→ WRITTEN TASK
Examine each line of the data. Copy those that contain the string "under".

→ DATA RECORDS
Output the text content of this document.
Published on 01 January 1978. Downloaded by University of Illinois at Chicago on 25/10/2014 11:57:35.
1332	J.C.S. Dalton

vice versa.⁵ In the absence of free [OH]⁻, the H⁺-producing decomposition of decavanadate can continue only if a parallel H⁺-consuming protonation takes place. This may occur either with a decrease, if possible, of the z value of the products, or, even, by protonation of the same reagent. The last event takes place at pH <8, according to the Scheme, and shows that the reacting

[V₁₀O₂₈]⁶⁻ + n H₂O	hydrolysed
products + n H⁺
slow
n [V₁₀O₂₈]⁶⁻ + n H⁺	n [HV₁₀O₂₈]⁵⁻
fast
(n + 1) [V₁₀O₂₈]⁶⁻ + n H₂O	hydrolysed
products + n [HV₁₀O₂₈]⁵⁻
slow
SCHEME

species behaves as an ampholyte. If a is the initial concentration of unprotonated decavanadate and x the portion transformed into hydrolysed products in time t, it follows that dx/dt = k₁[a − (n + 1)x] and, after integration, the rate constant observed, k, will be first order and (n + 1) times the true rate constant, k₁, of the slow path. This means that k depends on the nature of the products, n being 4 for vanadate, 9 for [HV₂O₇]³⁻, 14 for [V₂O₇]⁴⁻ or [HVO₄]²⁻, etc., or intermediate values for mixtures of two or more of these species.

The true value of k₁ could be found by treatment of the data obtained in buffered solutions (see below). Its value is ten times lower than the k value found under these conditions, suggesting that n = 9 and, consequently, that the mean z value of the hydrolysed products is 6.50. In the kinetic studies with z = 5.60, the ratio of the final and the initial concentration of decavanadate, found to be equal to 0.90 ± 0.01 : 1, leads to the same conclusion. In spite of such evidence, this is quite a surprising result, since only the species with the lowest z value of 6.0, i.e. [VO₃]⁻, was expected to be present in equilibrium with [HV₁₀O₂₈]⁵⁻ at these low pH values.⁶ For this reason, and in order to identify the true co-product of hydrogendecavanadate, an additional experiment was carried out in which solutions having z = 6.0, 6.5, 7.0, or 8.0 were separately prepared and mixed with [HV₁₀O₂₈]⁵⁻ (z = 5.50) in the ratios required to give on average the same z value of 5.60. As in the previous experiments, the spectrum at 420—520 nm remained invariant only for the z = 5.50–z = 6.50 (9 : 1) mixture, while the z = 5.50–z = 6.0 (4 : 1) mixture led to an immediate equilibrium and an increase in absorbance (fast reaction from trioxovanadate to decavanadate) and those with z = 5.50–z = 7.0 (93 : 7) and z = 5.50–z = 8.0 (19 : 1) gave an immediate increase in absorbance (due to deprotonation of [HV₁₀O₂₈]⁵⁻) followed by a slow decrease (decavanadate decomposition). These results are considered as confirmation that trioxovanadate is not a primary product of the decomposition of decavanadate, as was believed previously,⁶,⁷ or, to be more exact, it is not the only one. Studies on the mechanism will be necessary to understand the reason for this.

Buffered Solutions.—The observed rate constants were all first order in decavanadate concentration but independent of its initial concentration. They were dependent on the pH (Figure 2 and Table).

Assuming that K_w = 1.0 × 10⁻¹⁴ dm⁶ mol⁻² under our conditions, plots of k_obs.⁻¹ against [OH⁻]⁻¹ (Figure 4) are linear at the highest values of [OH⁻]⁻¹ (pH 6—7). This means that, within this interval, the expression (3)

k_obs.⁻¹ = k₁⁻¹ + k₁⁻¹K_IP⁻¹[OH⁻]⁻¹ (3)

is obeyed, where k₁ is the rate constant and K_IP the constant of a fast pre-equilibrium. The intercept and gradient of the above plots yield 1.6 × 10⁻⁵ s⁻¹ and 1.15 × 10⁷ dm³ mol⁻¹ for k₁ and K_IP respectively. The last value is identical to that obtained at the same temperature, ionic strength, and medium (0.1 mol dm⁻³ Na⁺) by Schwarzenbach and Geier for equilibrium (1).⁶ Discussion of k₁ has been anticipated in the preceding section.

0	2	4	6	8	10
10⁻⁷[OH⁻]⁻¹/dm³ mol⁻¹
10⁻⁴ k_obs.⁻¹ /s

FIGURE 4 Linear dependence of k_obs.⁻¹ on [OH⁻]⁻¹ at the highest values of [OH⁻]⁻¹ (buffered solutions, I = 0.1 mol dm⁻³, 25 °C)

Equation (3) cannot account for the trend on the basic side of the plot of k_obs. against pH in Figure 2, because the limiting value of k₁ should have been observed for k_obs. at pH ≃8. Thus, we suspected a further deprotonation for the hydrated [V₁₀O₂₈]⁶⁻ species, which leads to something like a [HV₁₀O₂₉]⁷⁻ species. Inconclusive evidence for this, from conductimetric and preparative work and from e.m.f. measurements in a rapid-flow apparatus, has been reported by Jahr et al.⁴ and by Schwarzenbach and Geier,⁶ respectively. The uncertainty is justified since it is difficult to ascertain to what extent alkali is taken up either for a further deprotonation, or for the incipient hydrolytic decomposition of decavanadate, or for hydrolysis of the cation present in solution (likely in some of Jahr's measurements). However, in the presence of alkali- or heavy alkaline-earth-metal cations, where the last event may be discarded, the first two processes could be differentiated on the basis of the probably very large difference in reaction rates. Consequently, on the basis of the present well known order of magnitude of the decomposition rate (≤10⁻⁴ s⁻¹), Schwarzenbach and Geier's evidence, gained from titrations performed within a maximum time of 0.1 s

→ ANSWER
The true value of k₁ could be found by treatment of the data obtained in buffered solutions (see below). Its value is ten times lower than the k value found under these conditions, suggesting that n = 9 and, consequently, that the mean z value of the hydrolysed products is 6.50. In the kinetic studies with z = 5.60, the ratio of the final and the initial concentration of decavanadate, found to be equal to 0.90 ± 0.01 : 1, leads to the same conclusion. In spite of such evidence, this is quite a surprising result, since only the species with the lowest z value of 6.0, i.e. [VO₃]⁻, was expected to be present in equilibrium with [HV₁₀O₂₈]⁵⁻ at these low pH values.⁶ For this reason, and in order to identify the true co-product of hydrogendecavanadate, an additional experiment was carried out in which solutions having z = 6.0, 6.5, 7.0, or 8.0 were separately prepared and mixed with [HV₁₀O₂₈]⁵⁻ (z = 5.50) in the ratios required to give on average the same z value of 5.60. As in the previous experiments, the spectrum at 420—520 nm remained invariant only for the z = 5.50–z = 6.50 (9 : 1) mixture, while the z = 5.50–z = 6.0 (4 : 1) mixture led to an immediate equilibrium and an increase in absorbance (fast reaction from trioxovanadate to decavanadate) and those with z = 5.50–z = 7.0 (93 : 7) and z = 5.50–z = 8.0 (19 : 1) gave an immediate increase in absorbance (due to deprotonation of [HV₁₀O₂₈]⁵⁻) followed by a slow decrease (decavanadate decomposition). These results are considered as confirmation that trioxovanadate is not a primary product of the decomposition of decavanadate, as was believed previously,⁶,⁷ or, to be more exact, it is not the only one. Studies on the mechanism will be necessary to understand the reason for this.
Assuming that K_w = 1.0 × 10⁻¹⁴ dm⁶ mol⁻² under our conditions, plots of k_obs.⁻¹ against [OH⁻]⁻¹ (Figure 4) are linear at the highest values of [OH⁻]⁻¹ (pH 6—7). This means that, within this interval, the expression (3)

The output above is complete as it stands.